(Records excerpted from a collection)
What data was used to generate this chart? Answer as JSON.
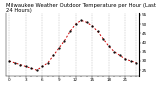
{
  "title": "Milwaukee Weather Outdoor Temperature per Hour (Last 24 Hours)",
  "hours": [
    0,
    1,
    2,
    3,
    4,
    5,
    6,
    7,
    8,
    9,
    10,
    11,
    12,
    13,
    14,
    15,
    16,
    17,
    18,
    19,
    20,
    21,
    22,
    23
  ],
  "temps": [
    30,
    29,
    28,
    27,
    26,
    25,
    27,
    29,
    33,
    37,
    41,
    46,
    50,
    52,
    51,
    49,
    46,
    42,
    38,
    35,
    33,
    31,
    30,
    29
  ],
  "line_color": "#cc0000",
  "marker_color": "#000000",
  "bg_color": "#ffffff",
  "grid_color": "#999999",
  "ylim": [
    22,
    56
  ],
  "yticks": [
    25,
    30,
    35,
    40,
    45,
    50,
    55
  ],
  "ytick_labels": [
    "25",
    "30",
    "35",
    "40",
    "45",
    "50",
    "55"
  ],
  "xtick_positions": [
    0,
    3,
    6,
    9,
    12,
    15,
    18,
    21
  ],
  "xtick_labels": [
    "0",
    "3",
    "6",
    "9",
    "12",
    "15",
    "18",
    "21"
  ],
  "title_fontsize": 3.8,
  "tick_fontsize": 3.0,
  "line_width": 0.7,
  "marker_size": 1.2,
  "vgrid_positions": [
    0,
    3,
    6,
    9,
    12,
    15,
    18,
    21,
    23
  ]
}
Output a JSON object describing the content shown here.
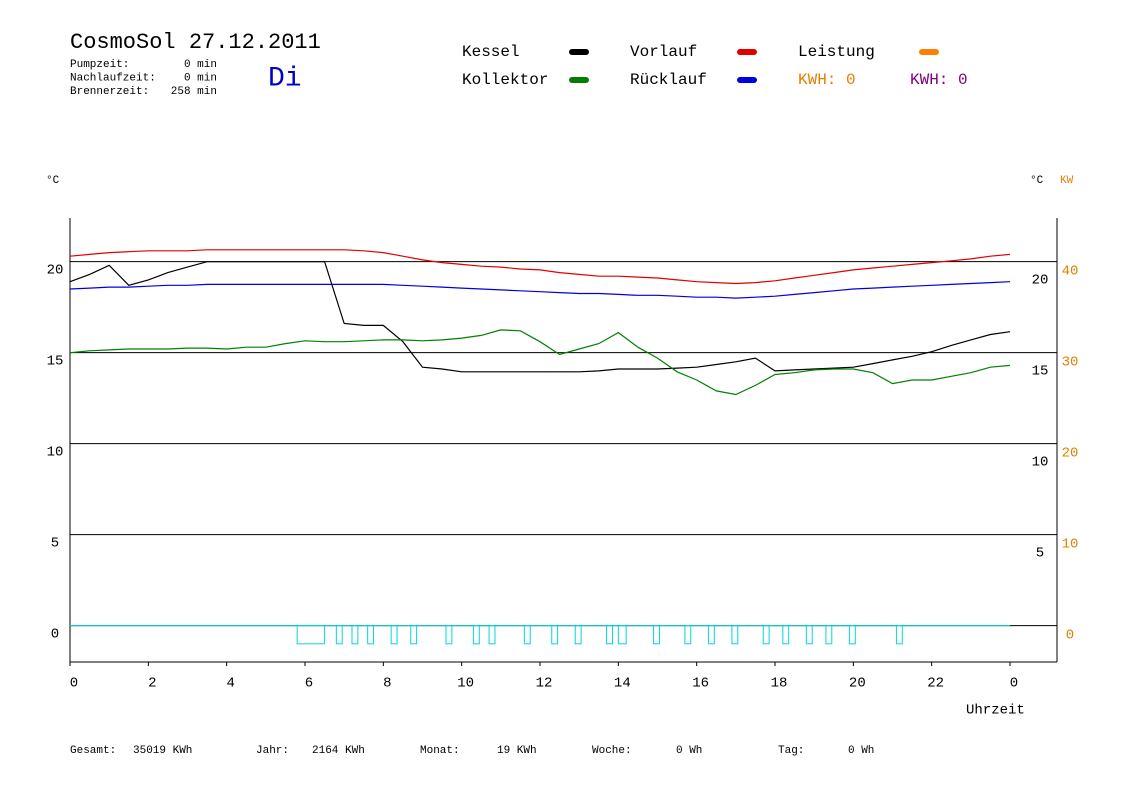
{
  "header": {
    "title": "CosmoSol 27.12.2011",
    "weekday": "Di",
    "stats": [
      {
        "label": "Pumpzeit:",
        "value": "0 min"
      },
      {
        "label": "Nachlaufzeit:",
        "value": "0 min"
      },
      {
        "label": "Brennerzeit:",
        "value": "258 min"
      }
    ]
  },
  "footer": [
    {
      "label": "Gesamt:",
      "value": "35019 KWh"
    },
    {
      "label": "Jahr:",
      "value": "2164 KWh"
    },
    {
      "label": "Monat:",
      "value": "19 KWh"
    },
    {
      "label": "Woche:",
      "value": "0 Wh"
    },
    {
      "label": "Tag:",
      "value": "0 Wh"
    }
  ],
  "chart_data": {
    "type": "line",
    "y_label": "°C",
    "y3_label": "°C",
    "y2_label": "KW",
    "x_label": "Uhrzeit",
    "annotations": [
      {
        "text": "KWH: 0",
        "color": "#e08000"
      },
      {
        "text": "KWH: 0",
        "color": "#800080"
      }
    ],
    "xlim": [
      0,
      25.2
    ],
    "xticks": [
      0,
      2,
      4,
      6,
      8,
      10,
      12,
      14,
      16,
      18,
      20,
      22,
      {
        "value": 24,
        "label": "0"
      }
    ],
    "ylim": [
      -2,
      22.4
    ],
    "yticks": [
      0,
      5,
      10,
      15,
      20
    ],
    "y3lim": [
      -1,
      23.4
    ],
    "y3ticks": [
      5,
      10,
      15,
      20
    ],
    "y2lim": [
      -4,
      44.8
    ],
    "y2ticks": [
      0,
      10,
      20,
      30,
      40
    ],
    "y2color": "#e08000",
    "grid": true,
    "x": [
      0,
      0.5,
      1,
      1.5,
      2,
      2.5,
      3,
      3.5,
      4,
      4.5,
      5,
      5.5,
      6,
      6.5,
      7,
      7.5,
      8,
      8.5,
      9,
      9.5,
      10,
      10.5,
      11,
      11.5,
      12,
      12.5,
      13,
      13.5,
      14,
      14.5,
      15,
      15.5,
      16,
      16.5,
      17,
      17.5,
      18,
      18.5,
      19,
      19.5,
      20,
      20.5,
      21,
      21.5,
      22,
      22.5,
      23,
      23.5,
      24
    ],
    "series": [
      {
        "name": "Kessel",
        "color": "#000000",
        "values": [
          18.9,
          19.3,
          19.8,
          18.7,
          19.0,
          19.4,
          19.7,
          20.0,
          20.0,
          20.0,
          20.0,
          20.0,
          20.0,
          20.0,
          16.6,
          16.5,
          16.5,
          15.6,
          14.2,
          14.1,
          13.95,
          13.95,
          13.95,
          13.95,
          13.95,
          13.95,
          13.95,
          14.0,
          14.1,
          14.1,
          14.1,
          14.15,
          14.2,
          14.35,
          14.5,
          14.7,
          14.0,
          14.05,
          14.1,
          14.15,
          14.2,
          14.4,
          14.6,
          14.8,
          15.05,
          15.4,
          15.7,
          16.0,
          16.15
        ]
      },
      {
        "name": "Kollektor",
        "color": "#008000",
        "values": [
          15.0,
          15.1,
          15.15,
          15.2,
          15.2,
          15.2,
          15.25,
          15.25,
          15.2,
          15.3,
          15.3,
          15.5,
          15.65,
          15.6,
          15.6,
          15.65,
          15.7,
          15.7,
          15.65,
          15.7,
          15.8,
          15.95,
          16.25,
          16.2,
          15.6,
          14.9,
          15.2,
          15.5,
          16.1,
          15.3,
          14.7,
          13.95,
          13.5,
          12.9,
          12.7,
          13.2,
          13.8,
          13.9,
          14.05,
          14.1,
          14.1,
          13.9,
          13.3,
          13.5,
          13.5,
          13.7,
          13.9,
          14.2,
          14.3
        ]
      },
      {
        "name": "Vorlauf",
        "color": "#e00000",
        "values": [
          20.3,
          20.4,
          20.5,
          20.55,
          20.6,
          20.6,
          20.6,
          20.65,
          20.65,
          20.65,
          20.65,
          20.65,
          20.65,
          20.65,
          20.65,
          20.6,
          20.5,
          20.3,
          20.1,
          19.95,
          19.85,
          19.75,
          19.7,
          19.6,
          19.55,
          19.4,
          19.3,
          19.2,
          19.2,
          19.15,
          19.1,
          19.0,
          18.9,
          18.85,
          18.8,
          18.85,
          18.95,
          19.1,
          19.25,
          19.4,
          19.55,
          19.65,
          19.75,
          19.85,
          19.95,
          20.05,
          20.15,
          20.3,
          20.4
        ]
      },
      {
        "name": "Rücklauf",
        "color": "#0000e0",
        "values": [
          18.5,
          18.55,
          18.6,
          18.6,
          18.65,
          18.7,
          18.7,
          18.75,
          18.75,
          18.75,
          18.75,
          18.75,
          18.75,
          18.75,
          18.75,
          18.75,
          18.75,
          18.7,
          18.65,
          18.6,
          18.55,
          18.5,
          18.45,
          18.4,
          18.35,
          18.3,
          18.25,
          18.25,
          18.2,
          18.15,
          18.15,
          18.1,
          18.05,
          18.05,
          18.0,
          18.05,
          18.1,
          18.2,
          18.3,
          18.4,
          18.5,
          18.55,
          18.6,
          18.65,
          18.7,
          18.75,
          18.8,
          18.85,
          18.9
        ]
      },
      {
        "name": "Leistung",
        "color": "#ff8000",
        "axis": "y2",
        "values": [
          null,
          null,
          null,
          null,
          null,
          null,
          null,
          null,
          null,
          null,
          null,
          null,
          null,
          null,
          null,
          null,
          null,
          null,
          null,
          null,
          null,
          null,
          null,
          null,
          null,
          null,
          null,
          null,
          null,
          null,
          null,
          null,
          null,
          null,
          null,
          null,
          null,
          null,
          null,
          null,
          null,
          null,
          null,
          null,
          null,
          null,
          null,
          null,
          null
        ]
      }
    ],
    "pump": {
      "color": "#00d8d8",
      "x": [
        5.8,
        6.8,
        7.2,
        7.6,
        8.2,
        8.7,
        9.6,
        10.3,
        10.7,
        11.6,
        12.3,
        12.9,
        13.7,
        14.0,
        14.9,
        15.7,
        16.3,
        16.9,
        17.7,
        18.2,
        18.8,
        19.3,
        19.9,
        21.1
      ],
      "x_end": [
        6.5,
        6.95,
        7.35,
        7.75,
        8.35,
        8.85,
        9.75,
        10.45,
        10.85,
        11.75,
        12.45,
        13.05,
        13.85,
        14.2,
        15.05,
        15.85,
        16.45,
        17.05,
        17.85,
        18.35,
        18.95,
        19.45,
        20.05,
        21.25
      ],
      "values": [
        -1,
        -1,
        -1,
        -1,
        -1,
        -1,
        -1,
        -1,
        -1,
        -1,
        -1,
        -1,
        -1,
        -1,
        -1,
        -1,
        -1,
        -1,
        -1,
        -1,
        -1,
        -1,
        -1,
        -1
      ]
    }
  }
}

EXERCISE OBJECTIVE:
Show each line in the entries that holds the string "JSON".

RESULT OF THIS TASK:
What data was used to generate this chart? Answer as JSON.
Output a JSON object describing the content shown here.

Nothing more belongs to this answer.